→ **Records to use**:
***

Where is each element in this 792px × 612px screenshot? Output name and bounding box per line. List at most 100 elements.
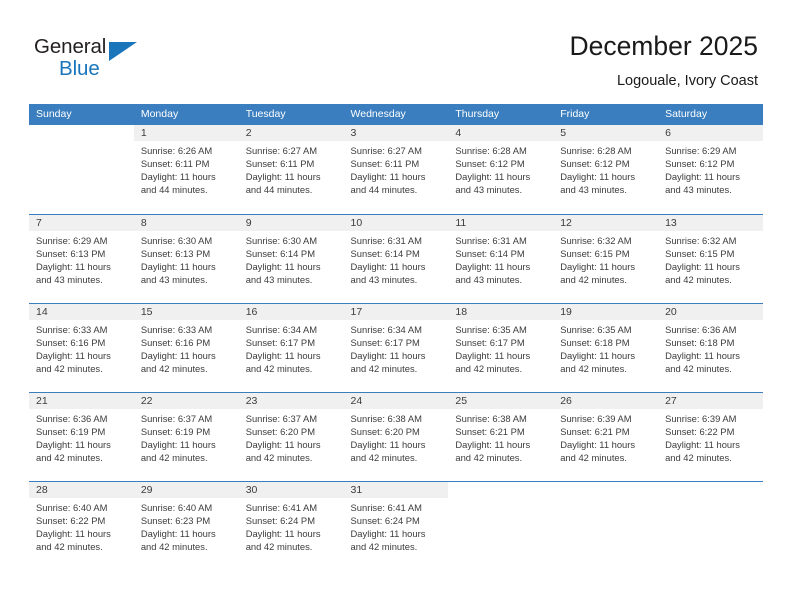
sunset-text: Sunset: 6:12 PM (560, 158, 630, 170)
calendar-day-cell[interactable]: 5 Sunrise: 6:28 AM Sunset: 6:12 PM Daylight… (553, 125, 659, 214)
day-number: 27 (658, 392, 763, 409)
day-details: Sunrise: 6:31 AM Sunset: 6:14 PM Daylight:… (344, 231, 449, 286)
day-details: Sunrise: 6:28 AM Sunset: 6:12 PM Daylight:… (448, 141, 553, 196)
sunset-text: Sunset: 6:19 PM (140, 425, 211, 437)
day-cell-inner: 28 Sunrise: 6:40 AM Sunset: 6:22 PM Dayligh… (29, 481, 134, 571)
sunset-text: Sunset: 6:11 PM (350, 158, 420, 170)
calendar-day-cell[interactable]: 30 Sunrise: 6:41 AM Sunset: 6:24 PM Dayligh… (238, 480, 344, 570)
day-number: 28 (29, 481, 134, 498)
calendar-day-cell[interactable]: 21 Sunrise: 6:36 AM Sunset: 6:19 PM Dayligh… (29, 391, 134, 481)
day-cell-inner: 20 Sunrise: 6:36 AM Sunset: 6:18 PM Dayligh… (658, 303, 763, 392)
calendar-week-row: 21 Sunrise: 6:36 AM Sunset: 6:19 PM Dayligh… (29, 391, 763, 481)
sunset-text: Sunset: 6:16 PM (140, 336, 211, 348)
calendar-week-row: 7 Sunrise: 6:29 AM Sunset: 6:13 PM Daylight… (29, 213, 763, 303)
day-number: 18 (448, 303, 554, 320)
calendar-day-cell[interactable]: 13 Sunrise: 6:32 AM Sunset: 6:15 PM Dayligh… (658, 213, 763, 303)
sunset-text: Sunset: 6:23 PM (140, 514, 211, 526)
daylight-text-line2: and 43 minutes. (350, 273, 418, 285)
calendar-day-cell[interactable]: 25 Sunrise: 6:38 AM Sunset: 6:21 PM Dayligh… (448, 391, 554, 481)
calendar-day-cell[interactable]: 14 Sunrise: 6:33 AM Sunset: 6:16 PM Dayligh… (29, 302, 134, 392)
day-details: Sunrise: 6:31 AM Sunset: 6:14 PM Daylight:… (448, 231, 553, 286)
day-number: 9 (238, 214, 344, 231)
calendar-day-cell[interactable]: 24 Sunrise: 6:38 AM Sunset: 6:20 PM Dayligh… (343, 391, 449, 481)
sunrise-text: Sunrise: 6:33 AM (36, 323, 108, 335)
day-details: Sunrise: 6:38 AM Sunset: 6:21 PM Daylight:… (448, 409, 553, 464)
calendar-day-cell[interactable]: 15 Sunrise: 6:33 AM Sunset: 6:16 PM Dayligh… (133, 302, 239, 392)
calendar-day-cell[interactable]: 31 Sunrise: 6:41 AM Sunset: 6:24 PM Dayligh… (343, 480, 449, 570)
day-details: Sunrise: 6:34 AM Sunset: 6:17 PM Daylight:… (239, 320, 344, 375)
calendar-day-cell[interactable]: 26 Sunrise: 6:39 AM Sunset: 6:21 PM Dayligh… (553, 391, 659, 481)
day-cell-inner: 17 Sunrise: 6:34 AM Sunset: 6:17 PM Dayligh… (343, 303, 449, 392)
calendar-day-cell[interactable]: 20 Sunrise: 6:36 AM Sunset: 6:18 PM Dayligh… (658, 302, 763, 392)
sunset-text: Sunset: 6:17 PM (350, 336, 420, 348)
day-number: 3 (343, 125, 449, 141)
calendar-day-cell[interactable]: 27 Sunrise: 6:39 AM Sunset: 6:22 PM Dayligh… (658, 391, 763, 481)
day-number: 24 (343, 392, 449, 409)
calendar-day-cell[interactable]: 18 Sunrise: 6:35 AM Sunset: 6:17 PM Dayligh… (448, 302, 554, 392)
day-cell-inner: 29 Sunrise: 6:40 AM Sunset: 6:23 PM Dayligh… (133, 481, 239, 571)
calendar-day-cell[interactable]: 6 Sunrise: 6:29 AM Sunset: 6:12 PM Daylight… (658, 125, 763, 214)
calendar-day-cell[interactable]: 16 Sunrise: 6:34 AM Sunset: 6:17 PM Dayligh… (238, 302, 344, 392)
calendar-day-cell[interactable]: 29 Sunrise: 6:40 AM Sunset: 6:23 PM Dayligh… (133, 480, 239, 571)
calendar-day-cell[interactable]: 12 Sunrise: 6:32 AM Sunset: 6:15 PM Dayligh… (553, 213, 659, 303)
daylight-text-line2: and 42 minutes. (140, 362, 208, 374)
calendar-day-cell[interactable]: 11 Sunrise: 6:31 AM Sunset: 6:14 PM Dayligh… (448, 213, 554, 303)
daylight-text-line1: Daylight: 11 hours (665, 260, 740, 272)
calendar-day-cell[interactable]: 2 Sunrise: 6:27 AM Sunset: 6:11 PM Daylight… (238, 125, 344, 214)
sunset-text: Sunset: 6:13 PM (36, 247, 106, 259)
calendar-page: General Blue December 2025 Logouale, Ivo… (0, 0, 792, 612)
day-cell-inner: 5 Sunrise: 6:28 AM Sunset: 6:12 PM Daylight… (553, 125, 659, 214)
day-details (658, 498, 763, 501)
daylight-text-line1: Daylight: 11 hours (36, 260, 111, 272)
calendar-day-cell[interactable]: 4 Sunrise: 6:28 AM Sunset: 6:12 PM Daylight… (448, 125, 554, 214)
daylight-text-line1: Daylight: 11 hours (560, 438, 636, 450)
sunrise-text: Sunrise: 6:34 AM (350, 323, 422, 335)
day-details: Sunrise: 6:28 AM Sunset: 6:12 PM Daylight:… (553, 141, 658, 196)
calendar-day-cell[interactable]: 17 Sunrise: 6:34 AM Sunset: 6:17 PM Dayligh… (343, 302, 449, 392)
daylight-text-line2: and 43 minutes. (245, 273, 313, 285)
day-details: Sunrise: 6:37 AM Sunset: 6:20 PM Daylight:… (239, 409, 344, 464)
calendar-day-cell[interactable]: 28 Sunrise: 6:40 AM Sunset: 6:22 PM Dayligh… (29, 480, 134, 571)
day-details: Sunrise: 6:39 AM Sunset: 6:21 PM Daylight:… (553, 409, 658, 464)
daylight-text-line1: Daylight: 11 hours (665, 438, 740, 450)
sunrise-text: Sunrise: 6:40 AM (140, 501, 213, 513)
day-cell-inner (553, 481, 659, 571)
calendar-day-cell[interactable]: 8 Sunrise: 6:30 AM Sunset: 6:13 PM Daylight… (133, 213, 239, 303)
sunrise-text: Sunrise: 6:27 AM (350, 145, 422, 156)
sunset-text: Sunset: 6:17 PM (245, 336, 315, 348)
calendar-day-cell[interactable]: 19 Sunrise: 6:35 AM Sunset: 6:18 PM Dayligh… (553, 302, 659, 392)
calendar-day-cell[interactable]: 9 Sunrise: 6:30 AM Sunset: 6:14 PM Daylight… (238, 213, 344, 303)
day-cell-inner: 3 Sunrise: 6:27 AM Sunset: 6:11 PM Daylight… (343, 125, 449, 214)
day-number: 15 (133, 303, 239, 320)
daylight-text-line1: Daylight: 11 hours (665, 349, 740, 361)
sunrise-text: Sunrise: 6:32 AM (665, 234, 737, 246)
calendar-day-cell[interactable]: 23 Sunrise: 6:37 AM Sunset: 6:20 PM Dayligh… (238, 391, 344, 481)
daylight-text-line1: Daylight: 11 hours (245, 438, 321, 450)
weekday-header-thursday: Thursday (448, 104, 554, 125)
sunrise-text: Sunrise: 6:39 AM (665, 412, 737, 424)
generalblue-logo[interactable]: General Blue (34, 34, 174, 82)
calendar-day-cell[interactable]: 3 Sunrise: 6:27 AM Sunset: 6:11 PM Daylight… (343, 125, 449, 214)
daylight-text-line2: and 42 minutes. (245, 451, 313, 463)
calendar-day-cell[interactable]: 7 Sunrise: 6:29 AM Sunset: 6:13 PM Daylight… (29, 213, 134, 303)
sunrise-text: Sunrise: 6:29 AM (665, 145, 737, 156)
day-details: Sunrise: 6:34 AM Sunset: 6:17 PM Daylight:… (344, 320, 449, 375)
daylight-text-line1: Daylight: 11 hours (36, 527, 111, 539)
calendar-day-cell[interactable]: 1 Sunrise: 6:26 AM Sunset: 6:11 PM Daylight… (133, 125, 239, 214)
day-cell-inner: 4 Sunrise: 6:28 AM Sunset: 6:12 PM Daylight… (448, 125, 554, 214)
sunrise-text: Sunrise: 6:27 AM (245, 145, 318, 156)
day-cell-inner: 22 Sunrise: 6:37 AM Sunset: 6:19 PM Dayligh… (133, 392, 239, 481)
daylight-text-line2: and 42 minutes. (455, 451, 523, 463)
day-number (448, 481, 554, 498)
sunset-text: Sunset: 6:20 PM (245, 425, 315, 437)
day-details: Sunrise: 6:41 AM Sunset: 6:24 PM Daylight:… (239, 498, 344, 553)
day-number: 31 (343, 481, 449, 498)
daylight-text-line2: and 42 minutes. (560, 451, 627, 463)
daylight-text-line2: and 42 minutes. (245, 362, 313, 374)
calendar-day-cell[interactable]: 10 Sunrise: 6:31 AM Sunset: 6:14 PM Dayligh… (343, 213, 449, 303)
daylight-text-line2: and 42 minutes. (350, 540, 418, 552)
daylight-text-line1: Daylight: 11 hours (455, 349, 531, 361)
calendar-day-cell[interactable]: 22 Sunrise: 6:37 AM Sunset: 6:19 PM Dayligh… (133, 391, 239, 481)
day-cell-inner (658, 481, 763, 571)
daylight-text-line1: Daylight: 11 hours (455, 260, 531, 272)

***

→ **Short exercise**:
From the records above, pick out and copy every line that contains the string "details".

→ **Output**:
day-details: Sunrise: 6:31 AM Sunset: 6:14 PM Daylight:… (344, 231, 449, 286)
day-details: Sunrise: 6:28 AM Sunset: 6:12 PM Daylight:… (448, 141, 553, 196)
day-details: Sunrise: 6:31 AM Sunset: 6:14 PM Daylight:… (448, 231, 553, 286)
day-details: Sunrise: 6:38 AM Sunset: 6:21 PM Daylight:… (448, 409, 553, 464)
day-details: Sunrise: 6:34 AM Sunset: 6:17 PM Daylight:… (239, 320, 344, 375)
day-details (658, 498, 763, 501)
day-details: Sunrise: 6:28 AM Sunset: 6:12 PM Daylight:… (553, 141, 658, 196)
day-details: Sunrise: 6:37 AM Sunset: 6:20 PM Daylight:… (239, 409, 344, 464)
day-details: Sunrise: 6:39 AM Sunset: 6:21 PM Daylight:… (553, 409, 658, 464)
day-details: Sunrise: 6:34 AM Sunset: 6:17 PM Daylight:… (344, 320, 449, 375)
day-details: Sunrise: 6:41 AM Sunset: 6:24 PM Daylight:… (239, 498, 344, 553)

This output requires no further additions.